Requirement: Pick every line with "this" from the material below.

Records that describe figures:
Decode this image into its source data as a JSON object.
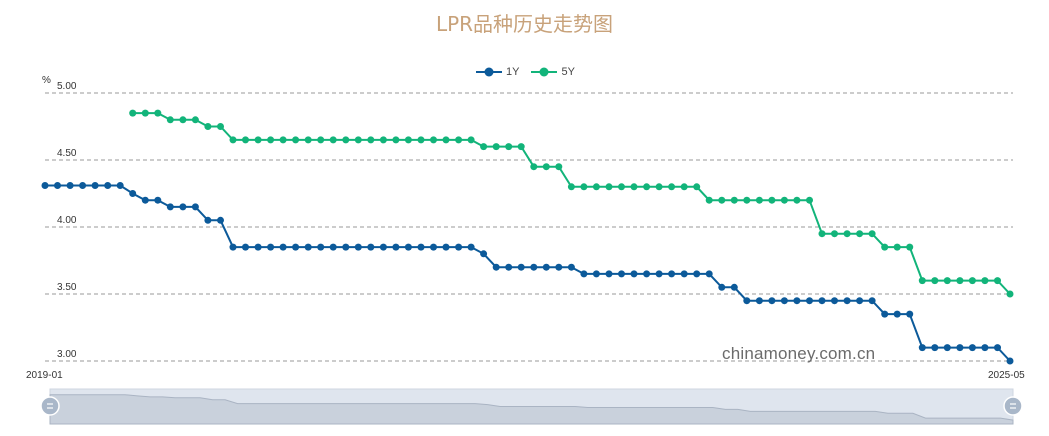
{
  "title": "LPR品种历史走势图",
  "watermark": "chinamoney.com.cn",
  "colors": {
    "1Y": "#0c5a9a",
    "5Y": "#12b47a",
    "title": "#c8a27a",
    "grid": "#999999"
  },
  "chart_data": {
    "type": "line",
    "ylabel": "%",
    "ylim": [
      3.0,
      5.0
    ],
    "yticks": [
      "3.00",
      "3.50",
      "4.00",
      "4.50",
      "5.00"
    ],
    "x_start_label": "2019-01",
    "x_end_label": "2025-05",
    "legend_position": "top-center",
    "grid": true,
    "series": [
      {
        "name": "1Y",
        "values": [
          4.31,
          4.31,
          4.31,
          4.31,
          4.31,
          4.31,
          4.31,
          4.25,
          4.2,
          4.2,
          4.15,
          4.15,
          4.15,
          4.05,
          4.05,
          3.85,
          3.85,
          3.85,
          3.85,
          3.85,
          3.85,
          3.85,
          3.85,
          3.85,
          3.85,
          3.85,
          3.85,
          3.85,
          3.85,
          3.85,
          3.85,
          3.85,
          3.85,
          3.85,
          3.85,
          3.8,
          3.7,
          3.7,
          3.7,
          3.7,
          3.7,
          3.7,
          3.7,
          3.65,
          3.65,
          3.65,
          3.65,
          3.65,
          3.65,
          3.65,
          3.65,
          3.65,
          3.65,
          3.65,
          3.55,
          3.55,
          3.45,
          3.45,
          3.45,
          3.45,
          3.45,
          3.45,
          3.45,
          3.45,
          3.45,
          3.45,
          3.45,
          3.35,
          3.35,
          3.35,
          3.1,
          3.1,
          3.1,
          3.1,
          3.1,
          3.1,
          3.1,
          3.0
        ]
      },
      {
        "name": "5Y",
        "offset": 7,
        "values": [
          4.85,
          4.85,
          4.85,
          4.8,
          4.8,
          4.8,
          4.75,
          4.75,
          4.65,
          4.65,
          4.65,
          4.65,
          4.65,
          4.65,
          4.65,
          4.65,
          4.65,
          4.65,
          4.65,
          4.65,
          4.65,
          4.65,
          4.65,
          4.65,
          4.65,
          4.65,
          4.65,
          4.65,
          4.6,
          4.6,
          4.6,
          4.6,
          4.45,
          4.45,
          4.45,
          4.3,
          4.3,
          4.3,
          4.3,
          4.3,
          4.3,
          4.3,
          4.3,
          4.3,
          4.3,
          4.3,
          4.2,
          4.2,
          4.2,
          4.2,
          4.2,
          4.2,
          4.2,
          4.2,
          4.2,
          3.95,
          3.95,
          3.95,
          3.95,
          3.95,
          3.85,
          3.85,
          3.85,
          3.6,
          3.6,
          3.6,
          3.6,
          3.6,
          3.6,
          3.6,
          3.5
        ]
      }
    ]
  }
}
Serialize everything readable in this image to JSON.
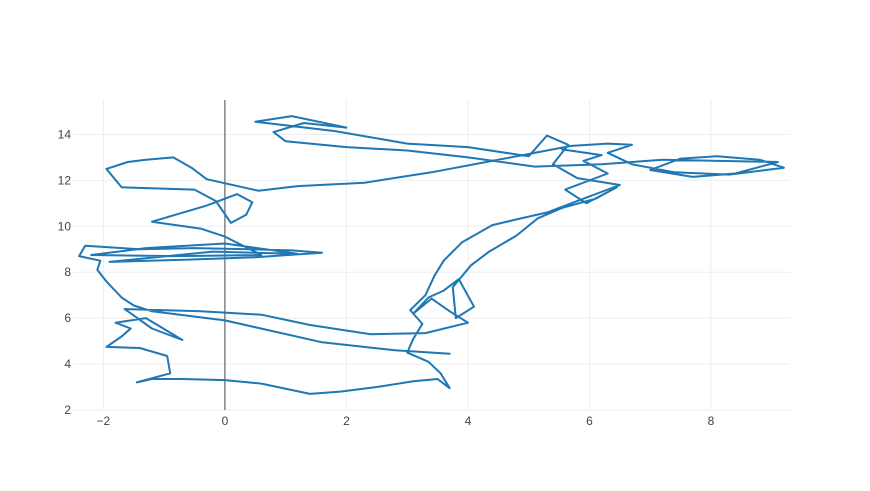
{
  "chart_data": {
    "type": "line",
    "title": "",
    "xlabel": "",
    "ylabel": "",
    "xlim": [
      -2.5,
      9.3
    ],
    "ylim": [
      2,
      15.5
    ],
    "xticks": [
      -2,
      0,
      2,
      4,
      6,
      8
    ],
    "yticks": [
      2,
      4,
      6,
      8,
      10,
      12,
      14
    ],
    "xtick_labels": [
      "−2",
      "0",
      "2",
      "4",
      "6",
      "8"
    ],
    "ytick_labels": [
      "2",
      "4",
      "6",
      "8",
      "10",
      "12",
      "14"
    ],
    "grid": true,
    "zero_line_x": true,
    "legend": "none",
    "colors": {
      "trace": "#1f77b4",
      "grid": "#eeeeee",
      "zeroline": "#444444",
      "text": "#444444"
    },
    "series": [
      {
        "points": [
          [
            3.7,
            4.45
          ],
          [
            2.8,
            4.6
          ],
          [
            1.6,
            4.95
          ],
          [
            0.0,
            5.9
          ],
          [
            -1.2,
            6.3
          ],
          [
            -1.5,
            6.55
          ],
          [
            -1.7,
            6.9
          ],
          [
            -1.95,
            7.6
          ],
          [
            -2.1,
            8.1
          ],
          [
            -2.05,
            8.5
          ],
          [
            -2.4,
            8.7
          ],
          [
            -2.3,
            9.15
          ],
          [
            -1.4,
            9.0
          ],
          [
            -0.5,
            9.05
          ],
          [
            0.4,
            9.0
          ],
          [
            1.1,
            8.95
          ],
          [
            1.6,
            8.85
          ],
          [
            0.5,
            8.65
          ],
          [
            -0.6,
            8.55
          ],
          [
            -1.9,
            8.45
          ],
          [
            -0.2,
            8.9
          ],
          [
            1.2,
            8.8
          ],
          [
            0.0,
            9.25
          ],
          [
            -1.3,
            9.05
          ],
          [
            -2.2,
            8.75
          ],
          [
            -0.8,
            8.7
          ],
          [
            0.6,
            8.75
          ],
          [
            0.0,
            9.55
          ],
          [
            -0.4,
            9.9
          ],
          [
            -1.2,
            10.2
          ],
          [
            -0.3,
            10.9
          ],
          [
            0.2,
            11.4
          ],
          [
            0.45,
            11.05
          ],
          [
            0.35,
            10.5
          ],
          [
            0.1,
            10.15
          ],
          [
            -0.15,
            11.1
          ],
          [
            -0.5,
            11.6
          ],
          [
            -1.7,
            11.7
          ],
          [
            -1.95,
            12.5
          ],
          [
            -1.6,
            12.8
          ],
          [
            -1.3,
            12.9
          ],
          [
            -0.85,
            13.0
          ],
          [
            -0.55,
            12.55
          ],
          [
            -0.3,
            12.05
          ],
          [
            0.55,
            11.55
          ],
          [
            1.2,
            11.75
          ],
          [
            2.3,
            11.9
          ],
          [
            3.4,
            12.35
          ],
          [
            4.3,
            12.8
          ],
          [
            5.0,
            13.15
          ],
          [
            5.7,
            13.5
          ],
          [
            6.3,
            13.6
          ],
          [
            6.7,
            13.55
          ],
          [
            6.3,
            13.2
          ],
          [
            6.7,
            12.7
          ],
          [
            7.4,
            12.35
          ],
          [
            8.3,
            12.25
          ],
          [
            9.2,
            12.55
          ],
          [
            8.8,
            12.9
          ],
          [
            8.1,
            13.05
          ],
          [
            7.5,
            12.95
          ],
          [
            7.0,
            12.45
          ],
          [
            7.7,
            12.15
          ],
          [
            8.4,
            12.3
          ],
          [
            9.1,
            12.8
          ],
          [
            7.2,
            12.9
          ],
          [
            6.2,
            12.7
          ],
          [
            5.1,
            12.6
          ],
          [
            4.0,
            13.0
          ],
          [
            3.0,
            13.3
          ],
          [
            2.0,
            13.45
          ],
          [
            1.0,
            13.7
          ],
          [
            0.8,
            14.1
          ],
          [
            1.3,
            14.5
          ],
          [
            2.0,
            14.3
          ],
          [
            1.1,
            14.8
          ],
          [
            0.5,
            14.55
          ],
          [
            1.8,
            14.15
          ],
          [
            3.0,
            13.6
          ],
          [
            4.0,
            13.45
          ],
          [
            5.0,
            13.05
          ],
          [
            5.3,
            13.95
          ],
          [
            5.65,
            13.55
          ],
          [
            5.4,
            12.7
          ],
          [
            5.8,
            12.1
          ],
          [
            6.5,
            11.8
          ],
          [
            5.9,
            11.2
          ],
          [
            5.3,
            10.6
          ],
          [
            4.8,
            10.3
          ],
          [
            4.4,
            10.05
          ],
          [
            3.9,
            9.3
          ],
          [
            3.6,
            8.5
          ],
          [
            3.45,
            7.85
          ],
          [
            3.3,
            7.0
          ],
          [
            3.05,
            6.35
          ],
          [
            3.25,
            5.75
          ],
          [
            3.1,
            5.1
          ],
          [
            3.0,
            4.5
          ],
          [
            3.35,
            4.1
          ],
          [
            3.55,
            3.6
          ],
          [
            3.7,
            2.95
          ],
          [
            3.5,
            3.35
          ],
          [
            3.1,
            3.25
          ],
          [
            2.5,
            3.0
          ],
          [
            1.9,
            2.8
          ],
          [
            1.4,
            2.7
          ],
          [
            0.6,
            3.15
          ],
          [
            0.0,
            3.3
          ],
          [
            -0.7,
            3.35
          ],
          [
            -1.2,
            3.35
          ],
          [
            -1.45,
            3.2
          ],
          [
            -0.9,
            3.6
          ],
          [
            -0.95,
            4.35
          ],
          [
            -1.4,
            4.7
          ],
          [
            -1.95,
            4.75
          ],
          [
            -1.7,
            5.2
          ],
          [
            -1.55,
            5.55
          ],
          [
            -1.8,
            5.8
          ],
          [
            -1.3,
            6.0
          ],
          [
            -0.7,
            5.05
          ],
          [
            -1.2,
            5.55
          ],
          [
            -1.65,
            6.4
          ],
          [
            -0.4,
            6.3
          ],
          [
            0.6,
            6.15
          ],
          [
            1.4,
            5.7
          ],
          [
            2.4,
            5.3
          ],
          [
            3.3,
            5.35
          ],
          [
            4.0,
            5.8
          ],
          [
            3.7,
            6.3
          ],
          [
            3.4,
            6.85
          ],
          [
            3.1,
            6.2
          ],
          [
            3.35,
            6.9
          ],
          [
            3.6,
            7.2
          ],
          [
            3.85,
            7.7
          ],
          [
            4.1,
            6.5
          ],
          [
            3.8,
            6.0
          ],
          [
            3.75,
            7.35
          ],
          [
            4.05,
            8.3
          ],
          [
            4.35,
            8.9
          ],
          [
            4.8,
            9.6
          ],
          [
            5.15,
            10.35
          ],
          [
            5.55,
            10.8
          ],
          [
            6.1,
            11.2
          ],
          [
            6.45,
            11.7
          ],
          [
            5.95,
            11.0
          ],
          [
            5.6,
            11.6
          ],
          [
            6.3,
            12.3
          ],
          [
            5.9,
            12.85
          ],
          [
            6.2,
            13.1
          ],
          [
            5.55,
            13.35
          ]
        ]
      }
    ]
  }
}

Exercise result:
Decode this image into its source data as a JSON object.
Serialize everything readable in this image to JSON.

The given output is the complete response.